Written problem: Write out all the material exactly. Leave nothing out.

Data for processing:
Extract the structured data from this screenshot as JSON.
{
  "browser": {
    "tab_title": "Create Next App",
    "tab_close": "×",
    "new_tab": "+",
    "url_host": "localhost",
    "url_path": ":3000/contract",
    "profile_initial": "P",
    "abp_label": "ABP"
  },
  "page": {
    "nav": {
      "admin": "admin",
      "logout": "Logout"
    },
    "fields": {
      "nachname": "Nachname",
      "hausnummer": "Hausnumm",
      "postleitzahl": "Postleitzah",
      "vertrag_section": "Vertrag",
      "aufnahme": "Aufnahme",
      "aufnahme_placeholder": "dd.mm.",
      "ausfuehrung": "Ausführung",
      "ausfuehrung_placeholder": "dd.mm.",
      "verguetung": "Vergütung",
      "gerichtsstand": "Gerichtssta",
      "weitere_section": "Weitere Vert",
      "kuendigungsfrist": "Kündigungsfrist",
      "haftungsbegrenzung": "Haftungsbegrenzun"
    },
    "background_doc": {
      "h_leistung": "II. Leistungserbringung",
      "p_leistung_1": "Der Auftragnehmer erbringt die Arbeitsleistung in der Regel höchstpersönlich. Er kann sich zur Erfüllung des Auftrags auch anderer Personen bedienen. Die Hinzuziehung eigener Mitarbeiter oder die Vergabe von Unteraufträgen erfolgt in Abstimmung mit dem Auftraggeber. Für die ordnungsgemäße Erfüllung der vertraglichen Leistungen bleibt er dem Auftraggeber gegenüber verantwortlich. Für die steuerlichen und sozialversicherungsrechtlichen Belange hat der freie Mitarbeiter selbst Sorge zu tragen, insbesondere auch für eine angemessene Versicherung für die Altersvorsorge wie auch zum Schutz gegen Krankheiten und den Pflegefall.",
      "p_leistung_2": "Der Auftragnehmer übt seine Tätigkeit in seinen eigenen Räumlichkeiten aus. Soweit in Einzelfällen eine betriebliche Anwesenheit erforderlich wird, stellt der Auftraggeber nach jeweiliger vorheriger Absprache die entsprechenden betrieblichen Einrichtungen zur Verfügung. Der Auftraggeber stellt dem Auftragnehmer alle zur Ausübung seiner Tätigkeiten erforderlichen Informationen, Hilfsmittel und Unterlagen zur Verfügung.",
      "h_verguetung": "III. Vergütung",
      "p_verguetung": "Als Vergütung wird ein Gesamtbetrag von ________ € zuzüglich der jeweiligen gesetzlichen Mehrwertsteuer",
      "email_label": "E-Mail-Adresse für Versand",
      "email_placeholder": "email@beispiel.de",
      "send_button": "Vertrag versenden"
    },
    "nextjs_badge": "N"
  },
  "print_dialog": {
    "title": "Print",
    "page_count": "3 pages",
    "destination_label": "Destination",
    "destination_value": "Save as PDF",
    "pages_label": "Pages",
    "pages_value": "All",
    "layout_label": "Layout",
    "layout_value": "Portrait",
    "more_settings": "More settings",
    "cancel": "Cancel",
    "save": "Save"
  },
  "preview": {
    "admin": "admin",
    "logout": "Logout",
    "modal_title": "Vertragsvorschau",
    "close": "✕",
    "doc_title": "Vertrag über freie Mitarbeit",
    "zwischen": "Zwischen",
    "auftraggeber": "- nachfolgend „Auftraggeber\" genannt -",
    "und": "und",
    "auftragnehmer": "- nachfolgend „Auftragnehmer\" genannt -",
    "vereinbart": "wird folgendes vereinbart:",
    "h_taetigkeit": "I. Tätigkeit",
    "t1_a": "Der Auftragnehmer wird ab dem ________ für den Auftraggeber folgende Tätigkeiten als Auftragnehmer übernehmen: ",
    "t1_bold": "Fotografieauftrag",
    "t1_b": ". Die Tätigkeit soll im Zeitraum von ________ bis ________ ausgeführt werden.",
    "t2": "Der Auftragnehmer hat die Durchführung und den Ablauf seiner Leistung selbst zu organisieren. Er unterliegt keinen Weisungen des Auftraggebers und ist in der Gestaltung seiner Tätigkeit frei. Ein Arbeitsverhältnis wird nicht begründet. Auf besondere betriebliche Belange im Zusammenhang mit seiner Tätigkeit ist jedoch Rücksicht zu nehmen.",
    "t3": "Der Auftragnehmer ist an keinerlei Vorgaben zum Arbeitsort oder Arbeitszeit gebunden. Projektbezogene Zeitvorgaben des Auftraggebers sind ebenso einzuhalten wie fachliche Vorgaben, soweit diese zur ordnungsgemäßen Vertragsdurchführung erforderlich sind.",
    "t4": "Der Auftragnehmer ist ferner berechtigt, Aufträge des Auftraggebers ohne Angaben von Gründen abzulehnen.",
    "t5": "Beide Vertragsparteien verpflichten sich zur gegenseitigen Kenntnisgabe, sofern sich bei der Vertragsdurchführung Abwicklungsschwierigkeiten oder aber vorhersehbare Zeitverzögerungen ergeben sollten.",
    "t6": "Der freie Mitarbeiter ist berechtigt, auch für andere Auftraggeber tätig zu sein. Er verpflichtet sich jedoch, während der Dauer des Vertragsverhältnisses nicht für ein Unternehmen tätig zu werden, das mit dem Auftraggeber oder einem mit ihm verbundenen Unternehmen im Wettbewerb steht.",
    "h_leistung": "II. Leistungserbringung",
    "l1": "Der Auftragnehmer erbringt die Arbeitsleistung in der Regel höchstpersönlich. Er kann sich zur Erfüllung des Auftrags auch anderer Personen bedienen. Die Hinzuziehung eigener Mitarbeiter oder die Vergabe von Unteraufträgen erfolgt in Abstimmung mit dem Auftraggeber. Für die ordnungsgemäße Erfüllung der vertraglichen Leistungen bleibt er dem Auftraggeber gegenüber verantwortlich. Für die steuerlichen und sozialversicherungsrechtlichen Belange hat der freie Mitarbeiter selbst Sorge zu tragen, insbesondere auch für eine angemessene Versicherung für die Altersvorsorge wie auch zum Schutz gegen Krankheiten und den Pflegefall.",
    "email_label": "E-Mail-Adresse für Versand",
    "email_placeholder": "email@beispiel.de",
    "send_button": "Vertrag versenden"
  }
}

Worked solution:
Extract the structured data from this screenshot as JSON.
{
  "browser": {
    "tab_title": "Create Next App",
    "tab_close": "×",
    "new_tab": "+",
    "url_host": "localhost",
    "url_path": ":3000/contract",
    "profile_initial": "P",
    "abp_label": "ABP"
  },
  "page": {
    "nav": {
      "admin": "admin",
      "logout": "Logout"
    },
    "fields": {
      "nachname": "Nachname",
      "hausnummer": "Hausnumm",
      "postleitzahl": "Postleitzah",
      "vertrag_section": "Vertrag",
      "aufnahme": "Aufnahme",
      "aufnahme_placeholder": "dd.mm.",
      "ausfuehrung": "Ausführung",
      "ausfuehrung_placeholder": "dd.mm.",
      "verguetung": "Vergütung",
      "gerichtsstand": "Gerichtssta",
      "weitere_section": "Weitere Vert",
      "kuendigungsfrist": "Kündigungsfrist",
      "haftungsbegrenzung": "Haftungsbegrenzun"
    },
    "background_doc": {
      "h_leistung": "II. Leistungserbringung",
      "p_leistung_1": "Der Auftragnehmer erbringt die Arbeitsleistung in der Regel höchstpersönlich. Er kann sich zur Erfüllung des Auftrags auch anderer Personen bedienen. Die Hinzuziehung eigener Mitarbeiter oder die Vergabe von Unteraufträgen erfolgt in Abstimmung mit dem Auftraggeber. Für die ordnungsgemäße Erfüllung der vertraglichen Leistungen bleibt er dem Auftraggeber gegenüber verantwortlich. Für die steuerlichen und sozialversicherungsrechtlichen Belange hat der freie Mitarbeiter selbst Sorge zu tragen, insbesondere auch für eine angemessene Versicherung für die Altersvorsorge wie auch zum Schutz gegen Krankheiten und den Pflegefall.",
      "p_leistung_2": "Der Auftragnehmer übt seine Tätigkeit in seinen eigenen Räumlichkeiten aus. Soweit in Einzelfällen eine betriebliche Anwesenheit erforderlich wird, stellt der Auftraggeber nach jeweiliger vorheriger Absprache die entsprechenden betrieblichen Einrichtungen zur Verfügung. Der Auftraggeber stellt dem Auftragnehmer alle zur Ausübung seiner Tätigkeiten erforderlichen Informationen, Hilfsmittel und Unterlagen zur Verfügung.",
      "h_verguetung": "III. Vergütung",
      "p_verguetung": "Als Vergütung wird ein Gesamtbetrag von ________ € zuzüglich der jeweiligen gesetzlichen Mehrwertsteuer",
      "email_label": "E-Mail-Adresse für Versand",
      "email_placeholder": "email@beispiel.de",
      "send_button": "Vertrag versenden"
    },
    "nextjs_badge": "N"
  },
  "print_dialog": {
    "title": "Print",
    "page_count": "3 pages",
    "destination_label": "Destination",
    "destination_value": "Save as PDF",
    "pages_label": "Pages",
    "pages_value": "All",
    "layout_label": "Layout",
    "layout_value": "Portrait",
    "more_settings": "More settings",
    "cancel": "Cancel",
    "save": "Save"
  },
  "preview": {
    "admin": "admin",
    "logout": "Logout",
    "modal_title": "Vertragsvorschau",
    "close": "✕",
    "doc_title": "Vertrag über freie Mitarbeit",
    "zwischen": "Zwischen",
    "auftraggeber": "- nachfolgend „Auftraggeber\" genannt -",
    "und": "und",
    "auftragnehmer": "- nachfolgend „Auftragnehmer\" genannt -",
    "vereinbart": "wird folgendes vereinbart:",
    "h_taetigkeit": "I. Tätigkeit",
    "t1_a": "Der Auftragnehmer wird ab dem ________ für den Auftraggeber folgende Tätigkeiten als Auftragnehmer übernehmen: ",
    "t1_bold": "Fotografieauftrag",
    "t1_b": ". Die Tätigkeit soll im Zeitraum von ________ bis ________ ausgeführt werden.",
    "t2": "Der Auftragnehmer hat die Durchführung und den Ablauf seiner Leistung selbst zu organisieren. Er unterliegt keinen Weisungen des Auftraggebers und ist in der Gestaltung seiner Tätigkeit frei. Ein Arbeitsverhältnis wird nicht begründet. Auf besondere betriebliche Belange im Zusammenhang mit seiner Tätigkeit ist jedoch Rücksicht zu nehmen.",
    "t3": "Der Auftragnehmer ist an keinerlei Vorgaben zum Arbeitsort oder Arbeitszeit gebunden. Projektbezogene Zeitvorgaben des Auftraggebers sind ebenso einzuhalten wie fachliche Vorgaben, soweit diese zur ordnungsgemäßen Vertragsdurchführung erforderlich sind.",
    "t4": "Der Auftragnehmer ist ferner berechtigt, Aufträge des Auftraggebers ohne Angaben von Gründen abzulehnen.",
    "t5": "Beide Vertragsparteien verpflichten sich zur gegenseitigen Kenntnisgabe, sofern sich bei der Vertragsdurchführung Abwicklungsschwierigkeiten oder aber vorhersehbare Zeitverzögerungen ergeben sollten.",
    "t6": "Der freie Mitarbeiter ist berechtigt, auch für andere Auftraggeber tätig zu sein. Er verpflichtet sich jedoch, während der Dauer des Vertragsverhältnisses nicht für ein Unternehmen tätig zu werden, das mit dem Auftraggeber oder einem mit ihm verbundenen Unternehmen im Wettbewerb steht.",
    "h_leistung": "II. Leistungserbringung",
    "l1": "Der Auftragnehmer erbringt die Arbeitsleistung in der Regel höchstpersönlich. Er kann sich zur Erfüllung des Auftrags auch anderer Personen bedienen. Die Hinzuziehung eigener Mitarbeiter oder die Vergabe von Unteraufträgen erfolgt in Abstimmung mit dem Auftraggeber. Für die ordnungsgemäße Erfüllung der vertraglichen Leistungen bleibt er dem Auftraggeber gegenüber verantwortlich. Für die steuerlichen und sozialversicherungsrechtlichen Belange hat der freie Mitarbeiter selbst Sorge zu tragen, insbesondere auch für eine angemessene Versicherung für die Altersvorsorge wie auch zum Schutz gegen Krankheiten und den Pflegefall.",
    "email_label": "E-Mail-Adresse für Versand",
    "email_placeholder": "email@beispiel.de",
    "send_button": "Vertrag versenden"
  }
}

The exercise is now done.